INPUT RECORDS:
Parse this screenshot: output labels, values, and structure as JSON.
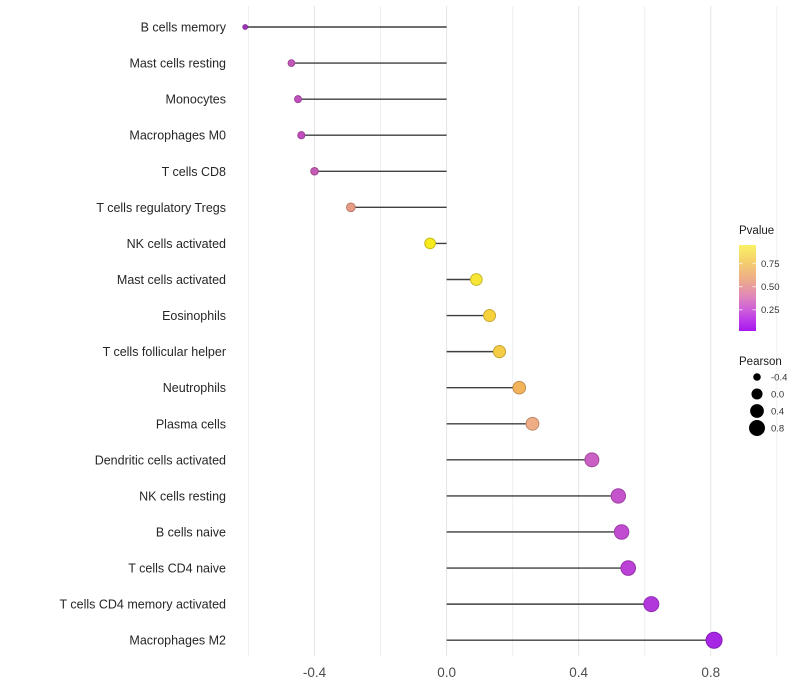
{
  "chart_data": {
    "type": "scatter",
    "subtype": "lollipop",
    "title": "",
    "xlabel": "",
    "ylabel": "",
    "grid": "vertical-only",
    "xlim": [
      -0.65,
      1.04
    ],
    "x_axis": {
      "major_ticks": [
        -0.4,
        0.0,
        0.4,
        0.8
      ],
      "major_tick_labels": [
        "-0.4",
        "0.0",
        "0.4",
        "0.8"
      ],
      "minor_gridlines": [
        -0.6,
        -0.2,
        0.2,
        0.6,
        1.0
      ]
    },
    "stem_origin": 0.0,
    "points": [
      {
        "name": "B cells memory",
        "pearson": -0.61,
        "pvalue_est": 0.1,
        "color": "#9d36b6"
      },
      {
        "name": "Mast cells resting",
        "pearson": -0.47,
        "pvalue_est": 0.33,
        "color": "#c456ba"
      },
      {
        "name": "Monocytes",
        "pearson": -0.45,
        "pvalue_est": 0.31,
        "color": "#c350be"
      },
      {
        "name": "Macrophages M0",
        "pearson": -0.44,
        "pvalue_est": 0.3,
        "color": "#c24ec0"
      },
      {
        "name": "T cells CD8",
        "pearson": -0.4,
        "pvalue_est": 0.35,
        "color": "#c75ab4"
      },
      {
        "name": "T cells regulatory  Tregs",
        "pearson": -0.29,
        "pvalue_est": 0.52,
        "color": "#e89b85"
      },
      {
        "name": "NK cells activated",
        "pearson": -0.05,
        "pvalue_est": 0.88,
        "color": "#f7eb1d"
      },
      {
        "name": "Mast cells activated",
        "pearson": 0.09,
        "pvalue_est": 0.85,
        "color": "#f8e636"
      },
      {
        "name": "Eosinophils",
        "pearson": 0.13,
        "pvalue_est": 0.78,
        "color": "#f6d23c"
      },
      {
        "name": "T cells follicular helper",
        "pearson": 0.16,
        "pvalue_est": 0.75,
        "color": "#f5cc46"
      },
      {
        "name": "Neutrophils",
        "pearson": 0.22,
        "pvalue_est": 0.65,
        "color": "#f2b35c"
      },
      {
        "name": "Plasma cells",
        "pearson": 0.26,
        "pvalue_est": 0.58,
        "color": "#eead84"
      },
      {
        "name": "Dendritic cells activated",
        "pearson": 0.44,
        "pvalue_est": 0.38,
        "color": "#cb60c4"
      },
      {
        "name": "NK cells resting",
        "pearson": 0.52,
        "pvalue_est": 0.28,
        "color": "#c553cc"
      },
      {
        "name": "B cells naive",
        "pearson": 0.53,
        "pvalue_est": 0.26,
        "color": "#c14cd1"
      },
      {
        "name": "T cells CD4 naive",
        "pearson": 0.55,
        "pvalue_est": 0.22,
        "color": "#bc41d6"
      },
      {
        "name": "T cells CD4 memory activated",
        "pearson": 0.62,
        "pvalue_est": 0.16,
        "color": "#b338dc"
      },
      {
        "name": "Macrophages M2",
        "pearson": 0.81,
        "pvalue_est": 0.05,
        "color": "#a727e4"
      }
    ],
    "legend_pvalue": {
      "title": "Pvalue",
      "tick_labels": [
        "0.75",
        "0.50",
        "0.25"
      ],
      "tick_values": [
        0.75,
        0.5,
        0.25
      ],
      "bar_range": [
        0.95,
        0.02
      ],
      "gradient_stops": [
        {
          "offset": 0.0,
          "color": "#faf163"
        },
        {
          "offset": 0.2,
          "color": "#f5cf6d"
        },
        {
          "offset": 0.42,
          "color": "#eca98d"
        },
        {
          "offset": 0.58,
          "color": "#e18ab6"
        },
        {
          "offset": 0.74,
          "color": "#cf63d7"
        },
        {
          "offset": 0.88,
          "color": "#bb38ea"
        },
        {
          "offset": 1.0,
          "color": "#a816f0"
        }
      ],
      "position": "right"
    },
    "legend_pearson": {
      "title": "Pearson",
      "entries": [
        {
          "label": "-0.4",
          "value": -0.4
        },
        {
          "label": "0.0",
          "value": 0.0
        },
        {
          "label": "0.4",
          "value": 0.4
        },
        {
          "label": "0.8",
          "value": 0.8
        }
      ],
      "dot_color": "#000000",
      "position": "right"
    },
    "style_colors": {
      "stem": "#3f3f3f",
      "gridline_major": "#e4e4e4",
      "gridline_minor": "#efefef",
      "axis_tick_text": "#4d4d4d",
      "category_text": "#262626",
      "legend_title_text": "#1a1a1a",
      "legend_tick_text": "#333333",
      "background": "#ffffff"
    }
  }
}
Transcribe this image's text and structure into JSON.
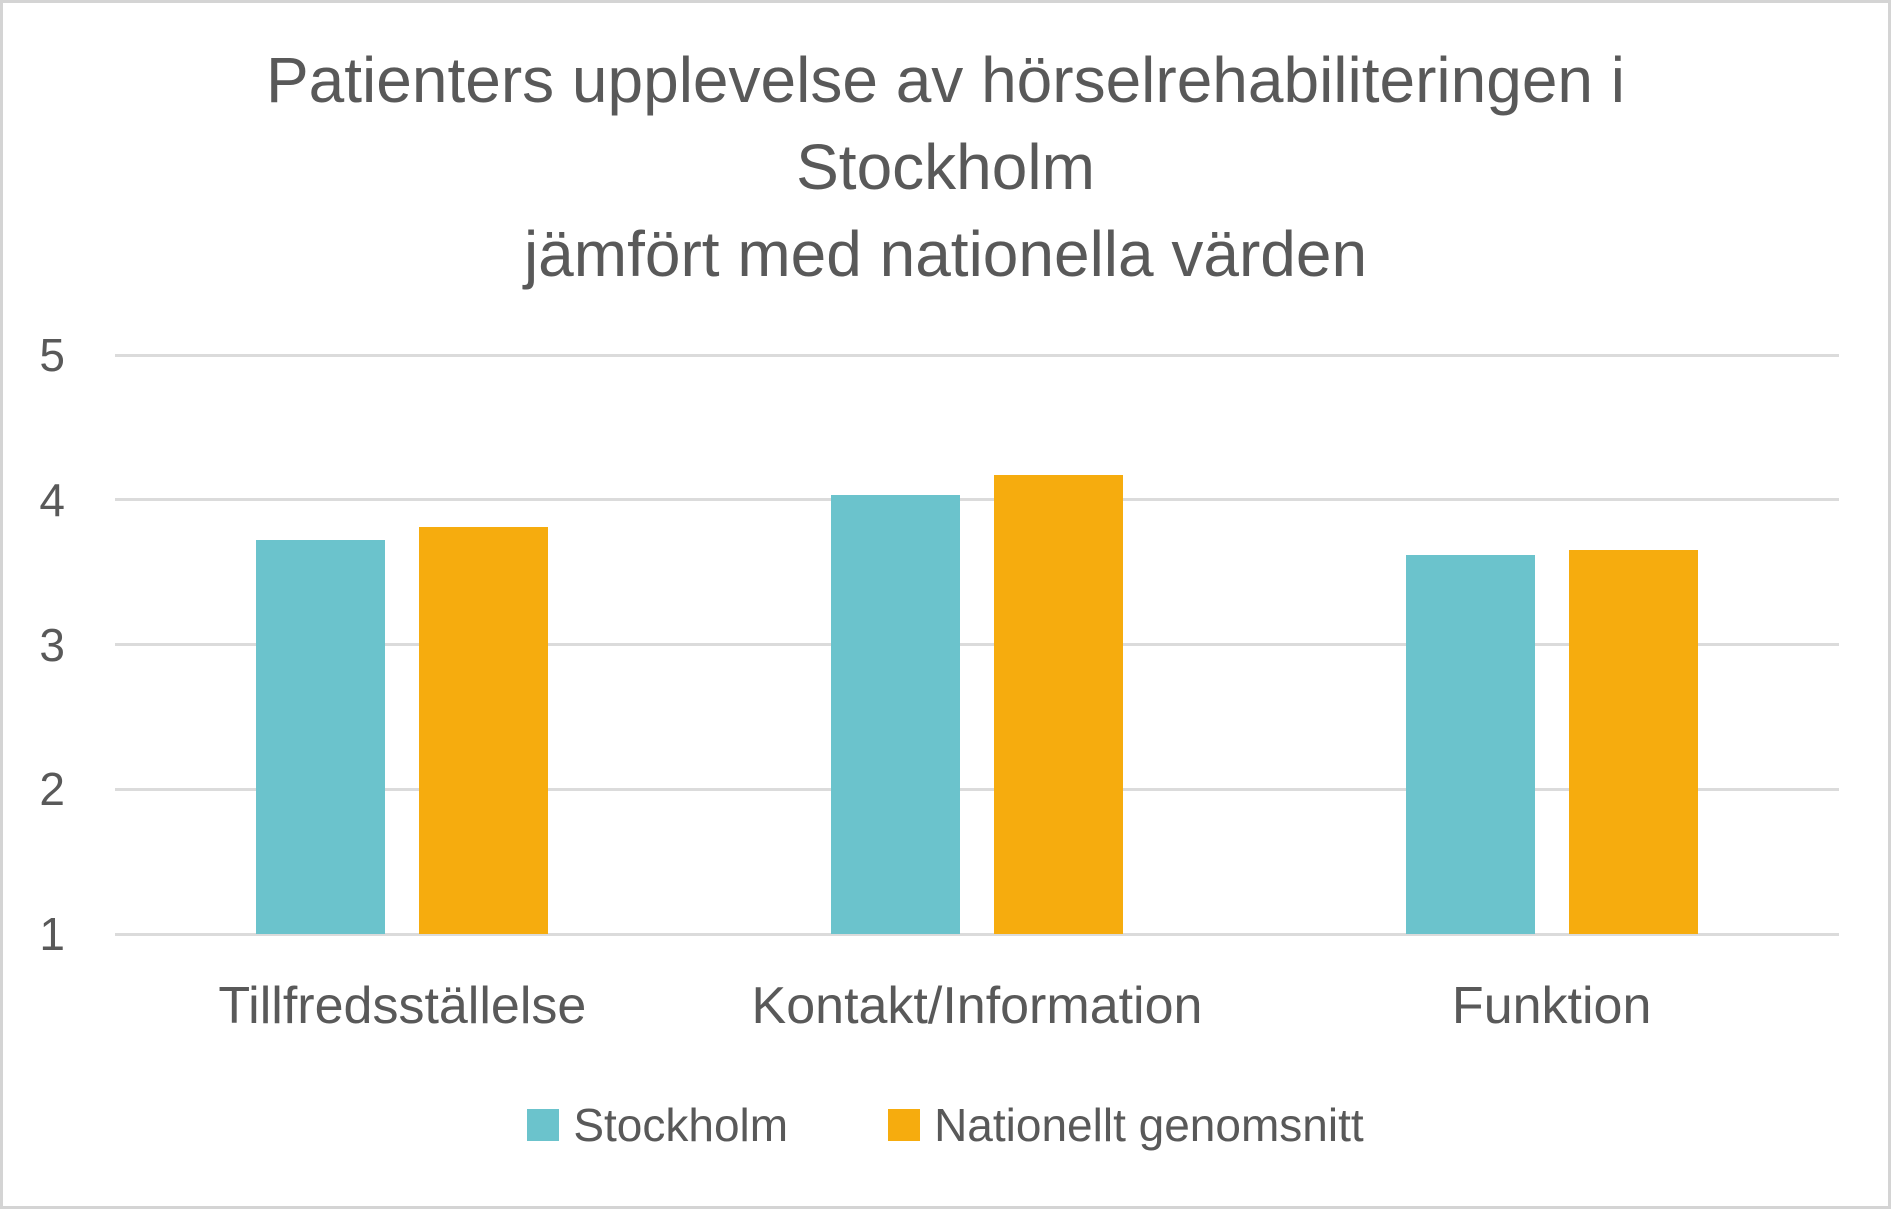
{
  "chart_data": {
    "type": "bar",
    "title": "Patienters upplevelse av hörselrehabiliteringen i Stockholm jämfört med nationella värden",
    "title_lines": [
      "Patienters upplevelse av hörselrehabiliteringen i",
      "Stockholm",
      "jämfört med nationella värden"
    ],
    "categories": [
      "Tillfredsställelse",
      "Kontakt/Information",
      "Funktion"
    ],
    "series": [
      {
        "name": "Stockholm",
        "color": "#6bc3cc",
        "values": [
          3.72,
          4.03,
          3.62
        ]
      },
      {
        "name": "Nationellt genomsnitt",
        "color": "#f6ac0e",
        "values": [
          3.81,
          4.17,
          3.65
        ]
      }
    ],
    "y_axis": {
      "min": 1,
      "max": 5,
      "ticks": [
        5,
        4,
        3,
        2,
        1
      ]
    },
    "xlabel": "",
    "ylabel": "",
    "grid": true,
    "legend_position": "bottom"
  },
  "colors": {
    "text": "#595959",
    "gridline": "#dbdbdb",
    "border": "#d4d4d4",
    "background": "#ffffff"
  }
}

YOUR GOAL:
Find and copy each line in the material above where the string "this" occurs.

EXERCISE RESULT:
Parse this screenshot: output labels, values, and structure as JSON.
Transcribe this image's text and structure into JSON.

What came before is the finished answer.